## PROBLEM STATEMENT
Find the lines holding the word "Boltzmann" and collect them.

## Stored data
==============================
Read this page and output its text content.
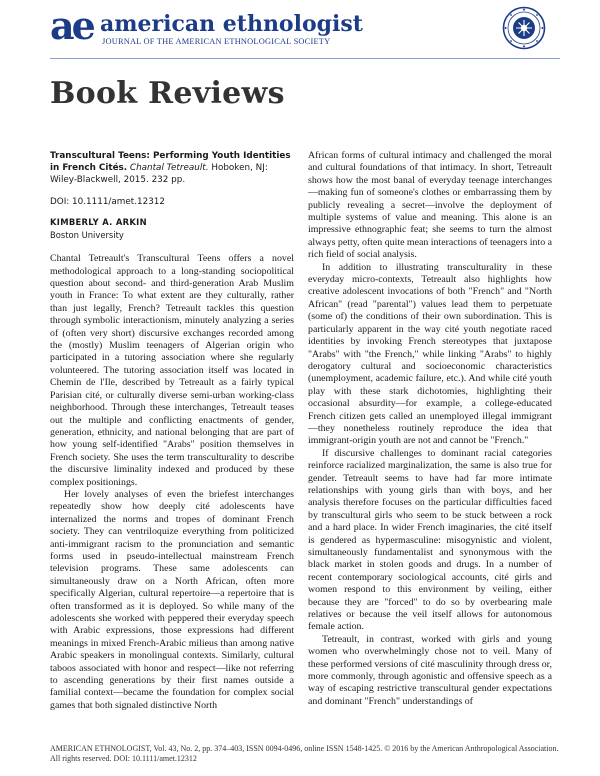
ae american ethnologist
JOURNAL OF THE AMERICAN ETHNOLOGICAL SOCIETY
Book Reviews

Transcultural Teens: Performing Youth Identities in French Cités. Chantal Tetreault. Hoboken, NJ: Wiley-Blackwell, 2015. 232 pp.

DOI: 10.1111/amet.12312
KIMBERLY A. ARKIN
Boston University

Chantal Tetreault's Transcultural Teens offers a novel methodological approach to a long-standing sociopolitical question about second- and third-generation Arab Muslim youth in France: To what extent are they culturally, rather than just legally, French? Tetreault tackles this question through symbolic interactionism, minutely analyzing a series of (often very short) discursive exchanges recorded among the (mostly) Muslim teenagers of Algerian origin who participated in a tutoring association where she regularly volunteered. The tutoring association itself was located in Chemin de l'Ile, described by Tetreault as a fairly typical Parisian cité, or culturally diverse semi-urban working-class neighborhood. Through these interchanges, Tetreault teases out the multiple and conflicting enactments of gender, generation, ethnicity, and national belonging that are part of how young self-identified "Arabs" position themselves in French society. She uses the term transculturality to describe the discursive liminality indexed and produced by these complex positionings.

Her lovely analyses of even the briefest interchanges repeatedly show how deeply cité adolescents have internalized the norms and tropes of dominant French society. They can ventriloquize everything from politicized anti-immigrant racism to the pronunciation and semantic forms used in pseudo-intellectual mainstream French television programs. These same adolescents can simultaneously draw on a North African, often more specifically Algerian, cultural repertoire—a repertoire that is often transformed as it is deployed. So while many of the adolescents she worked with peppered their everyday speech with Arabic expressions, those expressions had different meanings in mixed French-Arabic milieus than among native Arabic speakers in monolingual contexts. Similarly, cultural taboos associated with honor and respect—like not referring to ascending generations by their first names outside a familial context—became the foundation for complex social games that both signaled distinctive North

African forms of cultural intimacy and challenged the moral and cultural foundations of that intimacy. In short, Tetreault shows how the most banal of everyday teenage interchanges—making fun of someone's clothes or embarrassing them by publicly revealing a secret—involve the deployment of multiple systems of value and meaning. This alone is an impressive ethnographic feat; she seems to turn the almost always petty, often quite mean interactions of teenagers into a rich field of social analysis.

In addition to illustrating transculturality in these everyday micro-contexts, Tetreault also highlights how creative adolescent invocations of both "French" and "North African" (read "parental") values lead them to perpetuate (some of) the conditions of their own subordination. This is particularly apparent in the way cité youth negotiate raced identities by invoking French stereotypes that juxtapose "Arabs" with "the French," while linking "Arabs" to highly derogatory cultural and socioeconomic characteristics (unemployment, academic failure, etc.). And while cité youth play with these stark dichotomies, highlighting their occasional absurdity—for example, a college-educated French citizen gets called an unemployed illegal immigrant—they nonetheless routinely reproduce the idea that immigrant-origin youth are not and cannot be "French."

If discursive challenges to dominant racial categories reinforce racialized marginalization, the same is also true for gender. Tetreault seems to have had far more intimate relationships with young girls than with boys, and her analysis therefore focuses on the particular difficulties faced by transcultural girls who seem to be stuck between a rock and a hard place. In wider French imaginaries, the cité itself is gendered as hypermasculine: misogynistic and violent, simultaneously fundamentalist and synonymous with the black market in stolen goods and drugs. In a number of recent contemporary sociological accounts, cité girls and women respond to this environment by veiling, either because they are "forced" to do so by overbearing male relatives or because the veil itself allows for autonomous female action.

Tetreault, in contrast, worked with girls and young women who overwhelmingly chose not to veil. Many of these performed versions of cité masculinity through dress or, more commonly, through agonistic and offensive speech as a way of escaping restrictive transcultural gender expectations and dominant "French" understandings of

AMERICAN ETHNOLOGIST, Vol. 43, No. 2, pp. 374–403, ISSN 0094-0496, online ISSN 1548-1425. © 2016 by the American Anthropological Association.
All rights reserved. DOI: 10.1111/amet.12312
==============================
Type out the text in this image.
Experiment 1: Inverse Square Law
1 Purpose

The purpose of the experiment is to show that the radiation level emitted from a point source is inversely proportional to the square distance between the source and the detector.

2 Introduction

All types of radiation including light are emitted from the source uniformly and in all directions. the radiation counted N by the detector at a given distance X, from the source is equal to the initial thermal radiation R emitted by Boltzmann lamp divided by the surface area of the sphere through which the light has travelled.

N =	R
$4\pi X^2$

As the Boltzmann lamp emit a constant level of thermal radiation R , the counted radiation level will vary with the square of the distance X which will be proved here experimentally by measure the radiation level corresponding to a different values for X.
==============================
## SOLUTION TO THIS PROBLEM
All types of radiation including light are emitted from the source uniformly and in all directions. the radiation counted N by the detector at a given distance X, from the source is equal to the initial thermal radiation R emitted by Boltzmann lamp divided by the surface area of the sphere through which the light has travelled.
As the Boltzmann lamp emit a constant level of thermal radiation R , the counted radiation level will vary with the square of the distance X which will be proved here experimentally by measure the radiation level corresponding to a different values for X.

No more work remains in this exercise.